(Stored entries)

◆ ◆ ◆ ◆ ◆ ◆ ◆

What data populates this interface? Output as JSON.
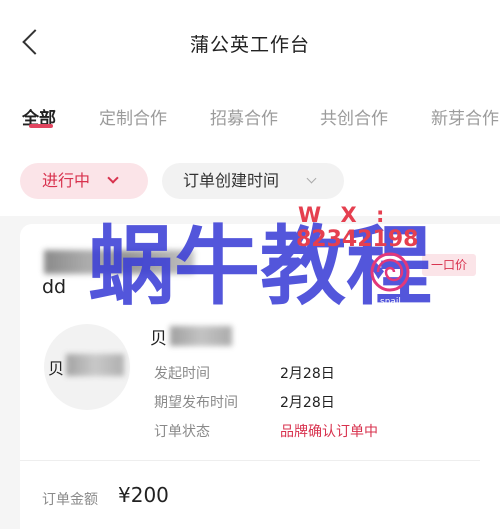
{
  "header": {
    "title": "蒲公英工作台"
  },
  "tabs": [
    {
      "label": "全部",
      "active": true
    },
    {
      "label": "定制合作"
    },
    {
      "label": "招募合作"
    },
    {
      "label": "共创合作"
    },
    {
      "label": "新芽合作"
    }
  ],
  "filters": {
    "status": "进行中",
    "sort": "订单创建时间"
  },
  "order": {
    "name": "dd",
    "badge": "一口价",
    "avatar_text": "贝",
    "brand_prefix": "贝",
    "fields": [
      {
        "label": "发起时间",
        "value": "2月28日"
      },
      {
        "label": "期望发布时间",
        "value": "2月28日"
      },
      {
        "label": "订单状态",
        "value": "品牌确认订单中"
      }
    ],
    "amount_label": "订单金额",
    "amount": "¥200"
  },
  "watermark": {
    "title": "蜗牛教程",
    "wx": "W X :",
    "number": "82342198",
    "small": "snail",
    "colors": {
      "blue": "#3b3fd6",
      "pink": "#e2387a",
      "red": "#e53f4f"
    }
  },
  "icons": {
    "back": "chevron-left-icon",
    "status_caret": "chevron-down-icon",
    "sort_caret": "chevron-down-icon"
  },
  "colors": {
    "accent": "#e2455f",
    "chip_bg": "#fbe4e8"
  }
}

◆ ◆ ◆ ◆ ◆ ◆ ◆

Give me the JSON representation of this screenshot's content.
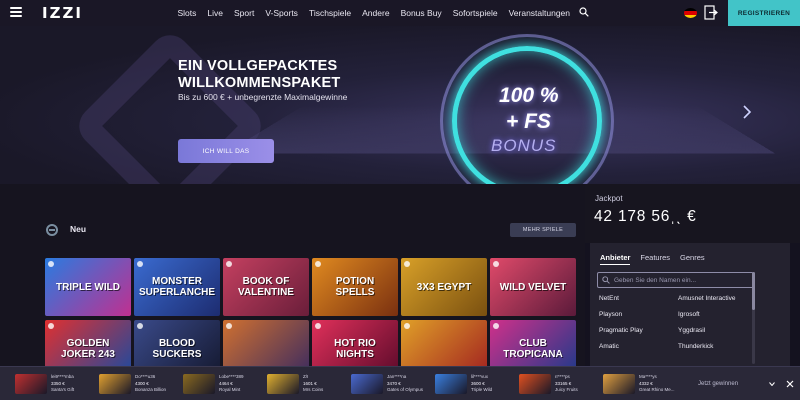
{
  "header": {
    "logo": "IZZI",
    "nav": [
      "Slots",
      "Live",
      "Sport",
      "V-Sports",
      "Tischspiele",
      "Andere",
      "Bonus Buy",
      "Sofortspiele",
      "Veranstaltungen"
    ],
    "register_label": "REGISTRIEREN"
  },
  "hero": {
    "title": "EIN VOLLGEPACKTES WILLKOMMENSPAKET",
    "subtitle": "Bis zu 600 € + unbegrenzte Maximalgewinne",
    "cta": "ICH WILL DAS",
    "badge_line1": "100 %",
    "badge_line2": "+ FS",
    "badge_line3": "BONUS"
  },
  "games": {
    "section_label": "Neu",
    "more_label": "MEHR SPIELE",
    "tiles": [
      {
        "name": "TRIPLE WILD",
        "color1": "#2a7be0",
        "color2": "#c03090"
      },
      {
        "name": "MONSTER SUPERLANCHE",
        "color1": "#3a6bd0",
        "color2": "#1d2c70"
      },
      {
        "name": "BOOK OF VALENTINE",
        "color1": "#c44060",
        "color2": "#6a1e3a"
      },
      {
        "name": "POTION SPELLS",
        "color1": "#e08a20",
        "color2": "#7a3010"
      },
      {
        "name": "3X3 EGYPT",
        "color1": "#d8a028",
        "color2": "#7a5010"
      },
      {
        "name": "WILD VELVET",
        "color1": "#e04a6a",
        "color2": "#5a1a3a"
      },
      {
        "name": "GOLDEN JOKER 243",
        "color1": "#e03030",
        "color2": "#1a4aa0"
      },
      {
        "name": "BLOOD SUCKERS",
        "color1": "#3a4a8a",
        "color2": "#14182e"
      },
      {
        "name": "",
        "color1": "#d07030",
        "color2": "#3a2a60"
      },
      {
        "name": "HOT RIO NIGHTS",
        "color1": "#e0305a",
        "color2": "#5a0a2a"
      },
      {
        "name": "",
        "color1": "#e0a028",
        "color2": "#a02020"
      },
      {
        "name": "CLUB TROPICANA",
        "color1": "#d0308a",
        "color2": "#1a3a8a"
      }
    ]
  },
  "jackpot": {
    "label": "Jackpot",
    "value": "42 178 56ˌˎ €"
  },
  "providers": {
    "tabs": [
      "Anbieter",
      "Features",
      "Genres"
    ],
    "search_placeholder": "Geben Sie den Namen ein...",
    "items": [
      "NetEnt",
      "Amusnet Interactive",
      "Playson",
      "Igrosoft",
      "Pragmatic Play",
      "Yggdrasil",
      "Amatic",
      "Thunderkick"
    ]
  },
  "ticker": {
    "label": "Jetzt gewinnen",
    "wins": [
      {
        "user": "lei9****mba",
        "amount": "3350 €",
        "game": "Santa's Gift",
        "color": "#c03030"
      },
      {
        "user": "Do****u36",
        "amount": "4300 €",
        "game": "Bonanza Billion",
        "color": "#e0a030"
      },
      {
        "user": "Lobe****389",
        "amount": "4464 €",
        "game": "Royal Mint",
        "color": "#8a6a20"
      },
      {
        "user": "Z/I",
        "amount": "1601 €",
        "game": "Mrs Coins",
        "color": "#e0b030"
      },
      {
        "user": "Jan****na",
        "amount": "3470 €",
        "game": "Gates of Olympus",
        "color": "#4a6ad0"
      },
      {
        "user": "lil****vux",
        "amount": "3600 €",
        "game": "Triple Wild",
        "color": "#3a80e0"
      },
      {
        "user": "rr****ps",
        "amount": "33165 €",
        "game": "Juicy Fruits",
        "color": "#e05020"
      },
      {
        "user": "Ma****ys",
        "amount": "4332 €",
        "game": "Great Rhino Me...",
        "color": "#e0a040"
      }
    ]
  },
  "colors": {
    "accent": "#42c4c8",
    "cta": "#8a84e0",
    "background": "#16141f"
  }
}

◆ ◆ ◆ ◆ ◆ ◆ ◆

» GIVEN TASK
Copy every line of the listing containing the string "down".

» THE COMPLETED TASK
    "status_caret": "chevron-down-icon",
    "sort_caret": "chevron-down-icon"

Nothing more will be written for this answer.